▶ _Exercise directions_: Reproduce the lines of the material exactly, excluding every image.

▶ _Dataset rows_:
╔══

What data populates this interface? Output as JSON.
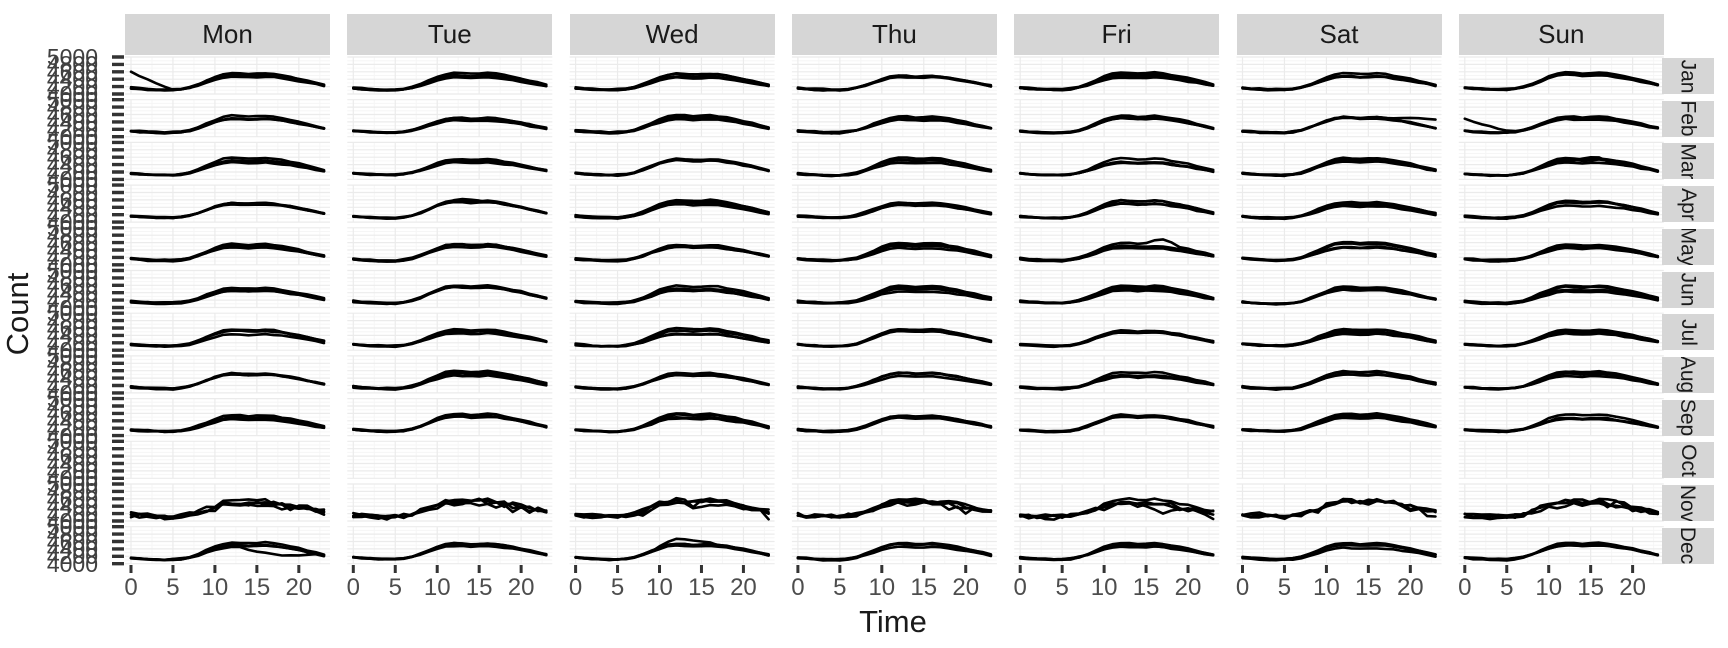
{
  "figure": {
    "ylabel": "Count",
    "xlabel": "Time"
  },
  "colors": {
    "strip_bg": "#d6d6d6",
    "strip_text": "#1a1a1a",
    "line": "#000000",
    "grid_major": "#ebebeb",
    "grid_minor": "#f6f6f6",
    "axis_tick": "#333333",
    "axis_text": "#4d4d4d",
    "title_text": "#1a1a1a",
    "panel_bg": "#ffffff"
  },
  "chart_data": {
    "type": "line",
    "description": "Faceted small-multiples line chart (facet grid): hourly count profiles with one thin black line per individual date, columns = day of week, rows = month; October row has no data.",
    "xlabel": "Time",
    "ylabel": "Count",
    "x": [
      0,
      1,
      2,
      3,
      4,
      5,
      6,
      7,
      8,
      9,
      10,
      11,
      12,
      13,
      14,
      15,
      16,
      17,
      18,
      19,
      20,
      21,
      22,
      23
    ],
    "x_ticks": [
      0,
      5,
      10,
      15,
      20
    ],
    "x_range": [
      0,
      23
    ],
    "y_range": [
      4000,
      5000
    ],
    "y_ticks": [
      4000,
      4200,
      4400,
      4600,
      4800,
      5000
    ],
    "facet_columns": [
      "Mon",
      "Tue",
      "Wed",
      "Thu",
      "Fri",
      "Sat",
      "Sun"
    ],
    "facet_rows": [
      "Jan",
      "Feb",
      "Mar",
      "Apr",
      "May",
      "Jun",
      "Jul",
      "Aug",
      "Sep",
      "Oct",
      "Nov",
      "Dec"
    ],
    "grid": true,
    "legend": "none",
    "lines_per_panel": 4,
    "line_value_spread": 36,
    "base_hourly_profile": [
      4160,
      4142,
      4128,
      4118,
      4112,
      4116,
      4135,
      4175,
      4245,
      4330,
      4415,
      4482,
      4512,
      4505,
      4488,
      4495,
      4508,
      4490,
      4455,
      4418,
      4378,
      4330,
      4282,
      4232
    ],
    "empty_rows": [
      "Oct"
    ],
    "noisy_rows": [
      "Nov"
    ],
    "anomalies": [
      {
        "row": "Jan",
        "col": "Mon",
        "line": 1,
        "type": "spike_start",
        "until_hour": 5,
        "magnitude": 430
      },
      {
        "row": "Feb",
        "col": "Sun",
        "line": 2,
        "type": "spike_start",
        "until_hour": 6,
        "magnitude": 310
      },
      {
        "row": "Feb",
        "col": "Sat",
        "line": 1,
        "type": "rise_end",
        "from_hour": 17,
        "magnitude": 240
      },
      {
        "row": "Mar",
        "col": "Sun",
        "line": 1,
        "type": "peak",
        "from_hour": 13,
        "to_hour": 17,
        "magnitude": 100
      },
      {
        "row": "Apr",
        "col": "Tue",
        "line": 2,
        "type": "peak",
        "from_hour": 11,
        "to_hour": 16,
        "magnitude": 95
      },
      {
        "row": "May",
        "col": "Fri",
        "line": 3,
        "type": "peak",
        "from_hour": 15,
        "to_hour": 19,
        "magnitude": 110
      },
      {
        "row": "Nov",
        "col": "Sat",
        "line": 0,
        "type": "peak",
        "from_hour": 0,
        "to_hour": 3,
        "magnitude": 95
      },
      {
        "row": "Nov",
        "col": "Fri",
        "line": 2,
        "type": "dip",
        "from_hour": 14,
        "to_hour": 20,
        "magnitude": 150
      },
      {
        "row": "Dec",
        "col": "Mon",
        "line": 1,
        "type": "dip",
        "from_hour": 13,
        "to_hour": 22,
        "magnitude": 175
      },
      {
        "row": "Dec",
        "col": "Wed",
        "line": 0,
        "type": "peak",
        "from_hour": 9,
        "to_hour": 17,
        "magnitude": 165
      }
    ]
  }
}
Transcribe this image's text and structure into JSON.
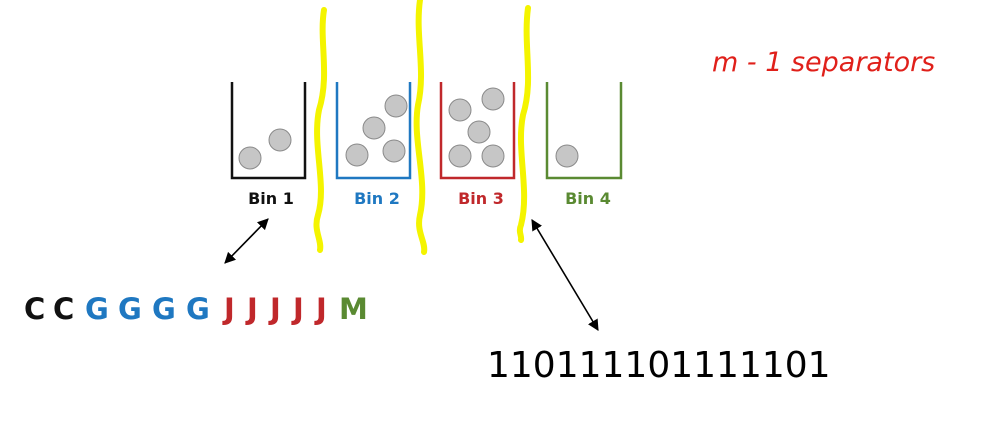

╚══

▶ _Task response_:
What data populates this interface? Output as JSON.
{
  "figure": {
    "ylabel": "Count",
    "xlabel": "Time"
  },
  "colors": {
    "strip_bg": "#d6d6d6",
    "strip_text": "#1a1a1a",
    "line": "#000000",
    "grid_major": "#ebebeb",
    "grid_minor": "#f6f6f6",
    "axis_tick": "#333333",
    "axis_text": "#4d4d4d",
    "title_text": "#1a1a1a",
    "panel_bg": "#ffffff"
  },
  "chart_data": {
    "type": "line",
    "description": "Faceted small-multiples line chart (facet grid): hourly count profiles with one thin black line per individual date, columns = day of week, rows = month; October row has no data.",
    "xlabel": "Time",
    "ylabel": "Count",
    "x": [
      0,
      1,
      2,
      3,
      4,
      5,
      6,
      7,
      8,
      9,
      10,
      11,
      12,
      13,
      14,
      15,
      16,
      17,
      18,
      19,
      20,
      21,
      22,
      23
    ],
    "x_ticks": [
      0,
      5,
      10,
      15,
      20
    ],
    "x_range": [
      0,
      23
    ],
    "y_range": [
      4000,
      5000
    ],
    "y_ticks": [
      4000,
      4200,
      4400,
      4600,
      4800,
      5000
    ],
    "facet_columns": [
      "Mon",
      "Tue",
      "Wed",
      "Thu",
      "Fri",
      "Sat",
      "Sun"
    ],
    "facet_rows": [
      "Jan",
      "Feb",
      "Mar",
      "Apr",
      "May",
      "Jun",
      "Jul",
      "Aug",
      "Sep",
      "Oct",
      "Nov",
      "Dec"
    ],
    "grid": true,
    "legend": "none",
    "lines_per_panel": 4,
    "line_value_spread": 36,
    "base_hourly_profile": [
      4160,
      4142,
      4128,
      4118,
      4112,
      4116,
      4135,
      4175,
      4245,
      4330,
      4415,
      4482,
      4512,
      4505,
      4488,
      4495,
      4508,
      4490,
      4455,
      4418,
      4378,
      4330,
      4282,
      4232
    ],
    "empty_rows": [
      "Oct"
    ],
    "noisy_rows": [
      "Nov"
    ],
    "anomalies": [
      {
        "row": "Jan",
        "col": "Mon",
        "line": 1,
        "type": "spike_start",
        "until_hour": 5,
        "magnitude": 430
      },
      {
        "row": "Feb",
        "col": "Sun",
        "line": 2,
        "type": "spike_start",
        "until_hour": 6,
        "magnitude": 310
      },
      {
        "row": "Feb",
        "col": "Sat",
        "line": 1,
        "type": "rise_end",
        "from_hour": 17,
        "magnitude": 240
      },
      {
        "row": "Mar",
        "col": "Sun",
        "line": 1,
        "type": "peak",
        "from_hour": 13,
        "to_hour": 17,
        "magnitude": 100
      },
      {
        "row": "Apr",
        "col": "Tue",
        "line": 2,
        "type": "peak",
        "from_hour": 11,
        "to_hour": 16,
        "magnitude": 95
      },
      {
        "row": "May",
        "col": "Fri",
        "line": 3,
        "type": "peak",
        "from_hour": 15,
        "to_hour": 19,
        "magnitude": 110
      },
      {
        "row": "Nov",
        "col": "Sat",
        "line": 0,
        "type": "peak",
        "from_hour": 0,
        "to_hour": 3,
        "magnitude": 95
      },
      {
        "row": "Nov",
        "col": "Fri",
        "line": 2,
        "type": "dip",
        "from_hour": 14,
        "to_hour": 20,
        "magnitude": 150
      },
      {
        "row": "Dec",
        "col": "Mon",
        "line": 1,
        "type": "dip",
        "from_hour": 13,
        "to_hour": 22,
        "magnitude": 175
      },
      {
        "row": "Dec",
        "col": "Wed",
        "line": 0,
        "type": "peak",
        "from_hour": 9,
        "to_hour": 17,
        "magnitude": 165
      }
    ]
  }
}
Transcribe this image's text and structure into JSON.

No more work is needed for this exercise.